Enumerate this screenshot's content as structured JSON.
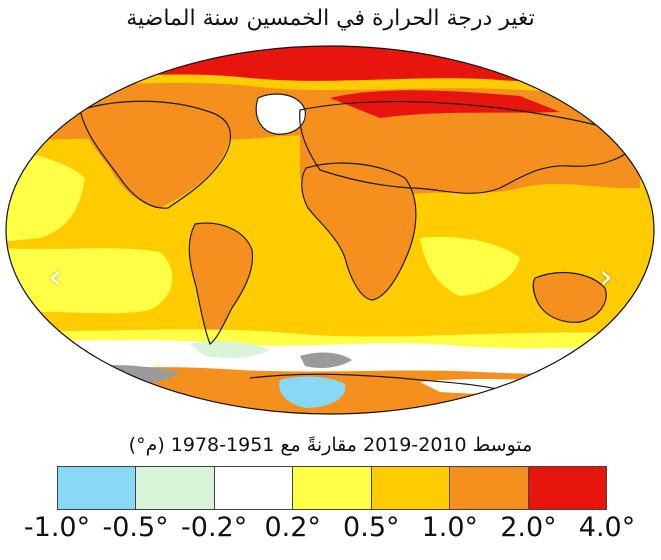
{
  "title": "تغير درجة الحرارة في الخمسين سنة الماضية",
  "subtitle": "متوسط 2010-2019 مقارنةً مع 1951-1978 (م°)",
  "nav": {
    "prev_icon": "‹",
    "next_icon": "›"
  },
  "legend": {
    "colors": [
      "#87d9f5",
      "#d9f5d9",
      "#ffffff",
      "#ffff45",
      "#ffcc00",
      "#f5901e",
      "#e8150e"
    ],
    "ticks": [
      "-1.0°",
      "-0.5°",
      "-0.2°",
      "0.2°",
      "0.5°",
      "1.0°",
      "2.0°",
      "4.0°"
    ]
  }
}
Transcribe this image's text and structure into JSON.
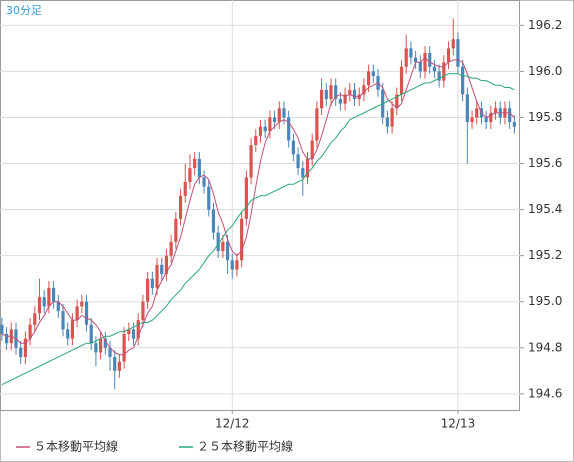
{
  "chart_data": {
    "type": "candlestick",
    "title": "30分足",
    "ylim": [
      194.53,
      196.31
    ],
    "yticks": [
      194.6,
      194.8,
      {
        "value": 195,
        "label": "195.0"
      },
      195.2,
      195.4,
      195.6,
      195.8,
      {
        "value": 196,
        "label": "196.0"
      },
      196.2
    ],
    "xlim": [
      -0.4,
      110.2
    ],
    "xticks": [
      {
        "value": 49,
        "label": "12/12"
      },
      {
        "value": 97,
        "label": "12/13"
      }
    ],
    "grid": true,
    "up_color": "#d9534f",
    "down_color": "#4a86b8",
    "ohlc": [
      [
        194.9,
        194.93,
        194.83,
        194.86
      ],
      [
        194.86,
        194.89,
        194.79,
        194.82
      ],
      [
        194.82,
        194.91,
        194.79,
        194.88
      ],
      [
        194.88,
        194.91,
        194.77,
        194.8
      ],
      [
        194.8,
        194.83,
        194.73,
        194.76
      ],
      [
        194.76,
        194.87,
        194.73,
        194.84
      ],
      [
        194.84,
        194.93,
        194.81,
        194.9
      ],
      [
        194.9,
        194.98,
        194.87,
        194.95
      ],
      [
        194.95,
        195.1,
        194.92,
        195.02
      ],
      [
        195.02,
        195.05,
        194.95,
        194.98
      ],
      [
        194.98,
        195.09,
        194.95,
        195.06
      ],
      [
        195.06,
        195.09,
        194.97,
        195.0
      ],
      [
        195.0,
        195.03,
        194.93,
        194.96
      ],
      [
        194.96,
        194.99,
        194.85,
        194.88
      ],
      [
        194.88,
        194.91,
        194.81,
        194.84
      ],
      [
        194.84,
        194.95,
        194.81,
        194.92
      ],
      [
        194.92,
        195.01,
        194.89,
        194.98
      ],
      [
        194.98,
        195.03,
        194.95,
        195.0
      ],
      [
        195.0,
        195.03,
        194.87,
        194.9
      ],
      [
        194.9,
        194.93,
        194.79,
        194.82
      ],
      [
        194.82,
        194.85,
        194.72,
        194.78
      ],
      [
        194.78,
        194.87,
        194.75,
        194.84
      ],
      [
        194.84,
        194.87,
        194.77,
        194.8
      ],
      [
        194.8,
        194.83,
        194.7,
        194.76
      ],
      [
        194.76,
        194.79,
        194.62,
        194.7
      ],
      [
        194.7,
        194.77,
        194.67,
        194.74
      ],
      [
        194.74,
        194.89,
        194.71,
        194.86
      ],
      [
        194.86,
        194.91,
        194.83,
        194.88
      ],
      [
        194.88,
        194.91,
        194.81,
        194.84
      ],
      [
        194.84,
        194.95,
        194.81,
        194.92
      ],
      [
        194.92,
        195.03,
        194.89,
        195.0
      ],
      [
        195.0,
        195.13,
        194.97,
        195.1
      ],
      [
        195.1,
        195.13,
        195.03,
        195.06
      ],
      [
        195.06,
        195.19,
        195.03,
        195.16
      ],
      [
        195.16,
        195.19,
        195.09,
        195.12
      ],
      [
        195.12,
        195.23,
        195.09,
        195.2
      ],
      [
        195.2,
        195.29,
        195.17,
        195.26
      ],
      [
        195.26,
        195.39,
        195.23,
        195.36
      ],
      [
        195.36,
        195.49,
        195.33,
        195.46
      ],
      [
        195.46,
        195.6,
        195.43,
        195.52
      ],
      [
        195.52,
        195.64,
        195.49,
        195.58
      ],
      [
        195.58,
        195.65,
        195.55,
        195.62
      ],
      [
        195.62,
        195.65,
        195.51,
        195.54
      ],
      [
        195.54,
        195.57,
        195.47,
        195.5
      ],
      [
        195.5,
        195.53,
        195.37,
        195.4
      ],
      [
        195.4,
        195.43,
        195.27,
        195.3
      ],
      [
        195.3,
        195.33,
        195.19,
        195.22
      ],
      [
        195.22,
        195.29,
        195.19,
        195.26
      ],
      [
        195.26,
        195.29,
        195.12,
        195.18
      ],
      [
        195.18,
        195.21,
        195.1,
        195.14
      ],
      [
        195.14,
        195.21,
        195.11,
        195.18
      ],
      [
        195.18,
        195.39,
        195.15,
        195.36
      ],
      [
        195.36,
        195.57,
        195.33,
        195.54
      ],
      [
        195.54,
        195.71,
        195.51,
        195.68
      ],
      [
        195.68,
        195.75,
        195.65,
        195.72
      ],
      [
        195.72,
        195.79,
        195.69,
        195.76
      ],
      [
        195.76,
        195.79,
        195.71,
        195.74
      ],
      [
        195.74,
        195.83,
        195.71,
        195.8
      ],
      [
        195.8,
        195.83,
        195.75,
        195.78
      ],
      [
        195.78,
        195.87,
        195.75,
        195.84
      ],
      [
        195.84,
        195.87,
        195.77,
        195.8
      ],
      [
        195.8,
        195.83,
        195.67,
        195.7
      ],
      [
        195.7,
        195.73,
        195.61,
        195.64
      ],
      [
        195.64,
        195.67,
        195.55,
        195.58
      ],
      [
        195.58,
        195.61,
        195.46,
        195.54
      ],
      [
        195.54,
        195.65,
        195.51,
        195.62
      ],
      [
        195.62,
        195.73,
        195.59,
        195.7
      ],
      [
        195.7,
        195.87,
        195.67,
        195.84
      ],
      [
        195.84,
        195.97,
        195.81,
        195.92
      ],
      [
        195.92,
        195.95,
        195.85,
        195.88
      ],
      [
        195.88,
        195.97,
        195.85,
        195.94
      ],
      [
        195.94,
        195.97,
        195.85,
        195.88
      ],
      [
        195.88,
        195.91,
        195.83,
        195.86
      ],
      [
        195.86,
        195.93,
        195.83,
        195.9
      ],
      [
        195.9,
        195.95,
        195.87,
        195.92
      ],
      [
        195.92,
        195.95,
        195.85,
        195.88
      ],
      [
        195.88,
        195.93,
        195.85,
        195.9
      ],
      [
        195.9,
        195.97,
        195.87,
        195.94
      ],
      [
        195.94,
        196.03,
        195.91,
        196.0
      ],
      [
        196.0,
        196.03,
        195.95,
        195.98
      ],
      [
        195.98,
        196.01,
        195.89,
        195.92
      ],
      [
        195.92,
        195.95,
        195.77,
        195.8
      ],
      [
        195.8,
        195.83,
        195.73,
        195.76
      ],
      [
        195.76,
        195.87,
        195.73,
        195.84
      ],
      [
        195.84,
        195.93,
        195.81,
        195.9
      ],
      [
        195.9,
        196.05,
        195.87,
        196.02
      ],
      [
        196.02,
        196.16,
        195.99,
        196.1
      ],
      [
        196.1,
        196.13,
        196.03,
        196.06
      ],
      [
        196.06,
        196.09,
        196.01,
        196.04
      ],
      [
        196.04,
        196.07,
        195.97,
        196.0
      ],
      [
        196.0,
        196.11,
        195.97,
        196.08
      ],
      [
        196.08,
        196.11,
        195.99,
        196.02
      ],
      [
        196.02,
        196.05,
        195.97,
        196.0
      ],
      [
        196.0,
        196.03,
        195.93,
        195.96
      ],
      [
        195.96,
        196.07,
        195.93,
        196.04
      ],
      [
        196.04,
        196.13,
        196.01,
        196.1
      ],
      [
        196.1,
        196.23,
        196.07,
        196.14
      ],
      [
        196.14,
        196.17,
        195.99,
        196.02
      ],
      [
        196.02,
        196.05,
        195.87,
        195.9
      ],
      [
        195.9,
        195.93,
        195.6,
        195.78
      ],
      [
        195.78,
        195.83,
        195.75,
        195.8
      ],
      [
        195.8,
        195.87,
        195.77,
        195.84
      ],
      [
        195.84,
        195.87,
        195.77,
        195.8
      ],
      [
        195.8,
        195.83,
        195.75,
        195.78
      ],
      [
        195.78,
        195.85,
        195.75,
        195.82
      ],
      [
        195.82,
        195.87,
        195.79,
        195.84
      ],
      [
        195.84,
        195.87,
        195.77,
        195.8
      ],
      [
        195.8,
        195.87,
        195.77,
        195.84
      ],
      [
        195.84,
        195.87,
        195.75,
        195.78
      ],
      [
        195.78,
        195.81,
        195.73,
        195.76
      ]
    ],
    "series": [
      {
        "name": "５本移動平均線",
        "color": "#c0507a",
        "values": [
          194.86,
          194.85,
          194.85,
          194.84,
          194.82,
          194.82,
          194.84,
          194.87,
          194.91,
          194.94,
          194.98,
          195.0,
          195.0,
          194.98,
          194.95,
          194.92,
          194.92,
          194.94,
          194.93,
          194.92,
          194.9,
          194.87,
          194.83,
          194.8,
          194.78,
          194.77,
          194.77,
          194.79,
          194.8,
          194.85,
          194.9,
          194.95,
          194.98,
          195.05,
          195.09,
          195.13,
          195.16,
          195.22,
          195.28,
          195.36,
          195.44,
          195.51,
          195.54,
          195.55,
          195.53,
          195.47,
          195.39,
          195.34,
          195.27,
          195.22,
          195.2,
          195.22,
          195.28,
          195.38,
          195.5,
          195.61,
          195.69,
          195.74,
          195.76,
          195.78,
          195.79,
          195.78,
          195.75,
          195.71,
          195.65,
          195.62,
          195.62,
          195.66,
          195.72,
          195.79,
          195.86,
          195.89,
          195.9,
          195.89,
          195.9,
          195.89,
          195.89,
          195.91,
          195.93,
          195.94,
          195.95,
          195.93,
          195.88,
          195.86,
          195.84,
          195.86,
          195.92,
          195.98,
          196.04,
          196.04,
          196.06,
          196.04,
          196.03,
          196.02,
          196.02,
          196.04,
          196.05,
          196.05,
          196.04,
          195.99,
          195.93,
          195.87,
          195.82,
          195.8,
          195.81,
          195.82,
          195.82,
          195.82,
          195.82,
          195.8
        ]
      },
      {
        "name": "２５本移動平均線",
        "color": "#2aa876",
        "values": [
          194.64,
          194.65,
          194.66,
          194.67,
          194.68,
          194.69,
          194.7,
          194.71,
          194.72,
          194.73,
          194.74,
          194.75,
          194.76,
          194.77,
          194.78,
          194.79,
          194.8,
          194.81,
          194.82,
          194.82,
          194.83,
          194.84,
          194.85,
          194.85,
          194.86,
          194.87,
          194.87,
          194.88,
          194.89,
          194.9,
          194.91,
          194.91,
          194.92,
          194.94,
          194.96,
          194.98,
          195.01,
          195.03,
          195.05,
          195.08,
          195.1,
          195.12,
          195.14,
          195.17,
          195.2,
          195.22,
          195.25,
          195.28,
          195.31,
          195.33,
          195.36,
          195.39,
          195.41,
          195.44,
          195.45,
          195.46,
          195.46,
          195.47,
          195.48,
          195.49,
          195.5,
          195.51,
          195.51,
          195.52,
          195.53,
          195.56,
          195.58,
          195.61,
          195.63,
          195.66,
          195.69,
          195.71,
          195.74,
          195.76,
          195.79,
          195.8,
          195.81,
          195.82,
          195.83,
          195.84,
          195.85,
          195.86,
          195.87,
          195.88,
          195.89,
          195.9,
          195.91,
          195.92,
          195.93,
          195.94,
          195.95,
          195.95,
          195.96,
          195.97,
          195.98,
          195.99,
          195.99,
          195.99,
          195.98,
          195.98,
          195.97,
          195.97,
          195.96,
          195.96,
          195.95,
          195.94,
          195.94,
          195.93,
          195.93,
          195.92
        ]
      }
    ]
  }
}
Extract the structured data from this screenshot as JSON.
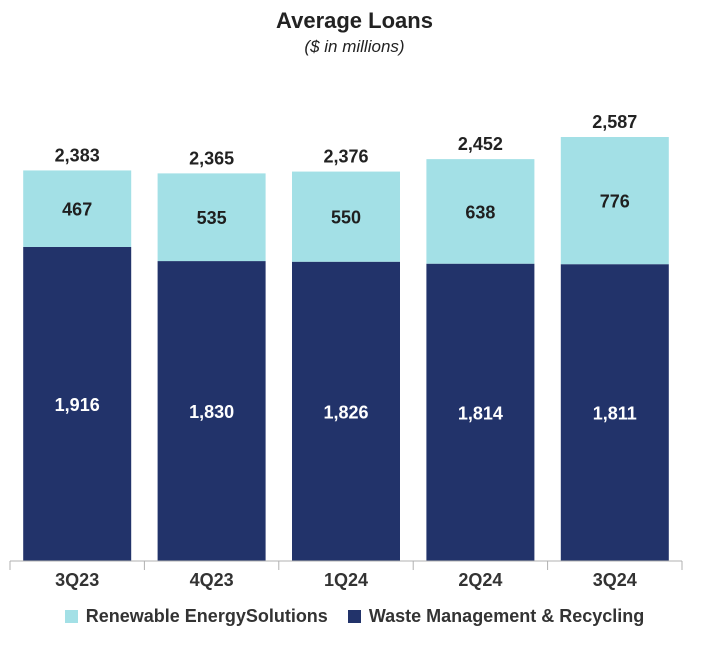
{
  "chart_data": {
    "type": "bar",
    "stacked": true,
    "title": "Average Loans",
    "subtitle": "($ in millions)",
    "categories": [
      "3Q23",
      "4Q23",
      "1Q24",
      "2Q24",
      "3Q24"
    ],
    "series": [
      {
        "name": "Waste Management & Recycling",
        "values": [
          1916,
          1830,
          1826,
          1814,
          1811
        ],
        "color": "#22336a",
        "label_color": "#ffffff"
      },
      {
        "name": "Renewable EnergySolutions",
        "values": [
          467,
          535,
          550,
          638,
          776
        ],
        "color": "#a3e0e6",
        "label_color": "#1f1f1f"
      }
    ],
    "totals": [
      2383,
      2365,
      2376,
      2452,
      2587
    ],
    "ylim": [
      0,
      2587
    ],
    "grid": false,
    "legend": "bottom"
  }
}
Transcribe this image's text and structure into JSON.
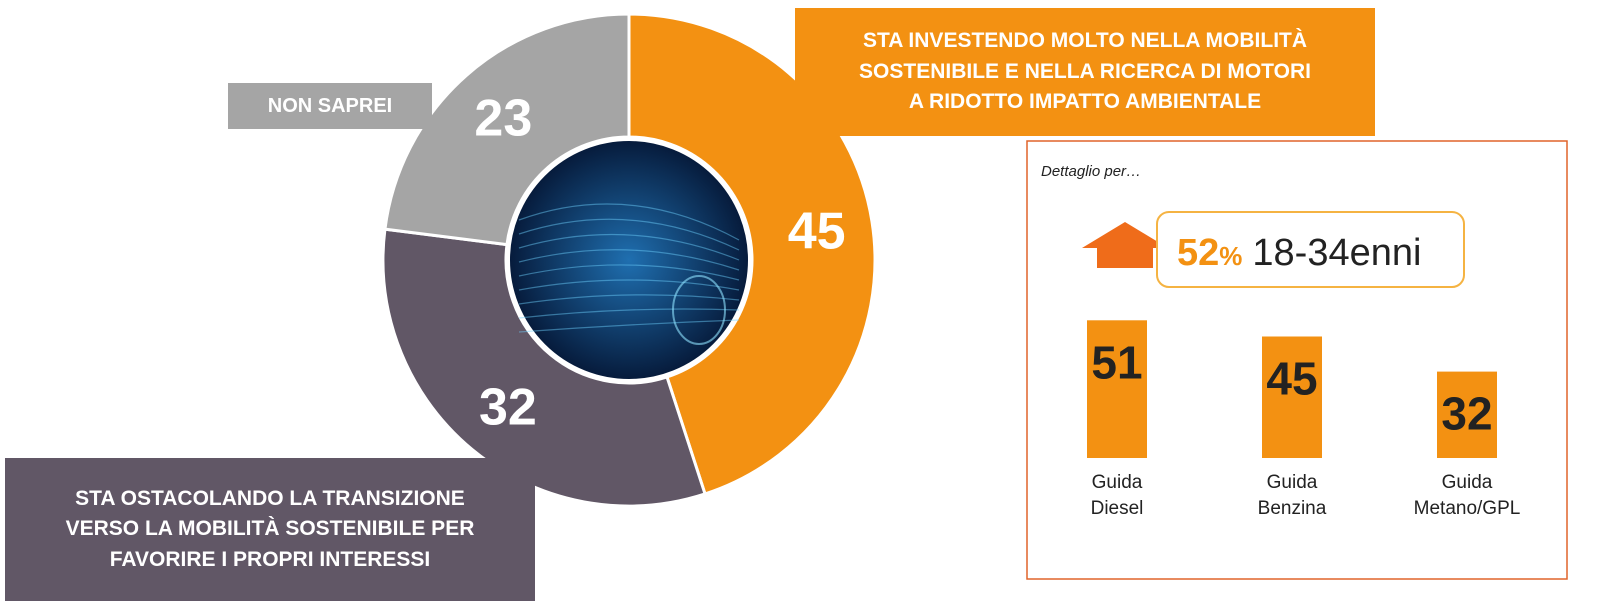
══════════
■ **Instruction**
Begin with the line containing "Extract the structured" and end with the final line of the data, printing those lines exactly and only; pictures are left out.

■ **Full answer**
Extract the structured data from this screenshot as JSON.
{
  "chart_data": {
    "type": "bar",
    "stacked": true,
    "title": "Average Loans",
    "subtitle": "($ in millions)",
    "categories": [
      "3Q23",
      "4Q23",
      "1Q24",
      "2Q24",
      "3Q24"
    ],
    "series": [
      {
        "name": "Waste Management & Recycling",
        "values": [
          1916,
          1830,
          1826,
          1814,
          1811
        ],
        "color": "#22336a",
        "label_color": "#ffffff"
      },
      {
        "name": "Renewable EnergySolutions",
        "values": [
          467,
          535,
          550,
          638,
          776
        ],
        "color": "#a3e0e6",
        "label_color": "#1f1f1f"
      }
    ],
    "totals": [
      2383,
      2365,
      2376,
      2452,
      2587
    ],
    "ylim": [
      0,
      2587
    ],
    "grid": false,
    "legend": "bottom"
  }
}
Transcribe this image's text and structure into JSON.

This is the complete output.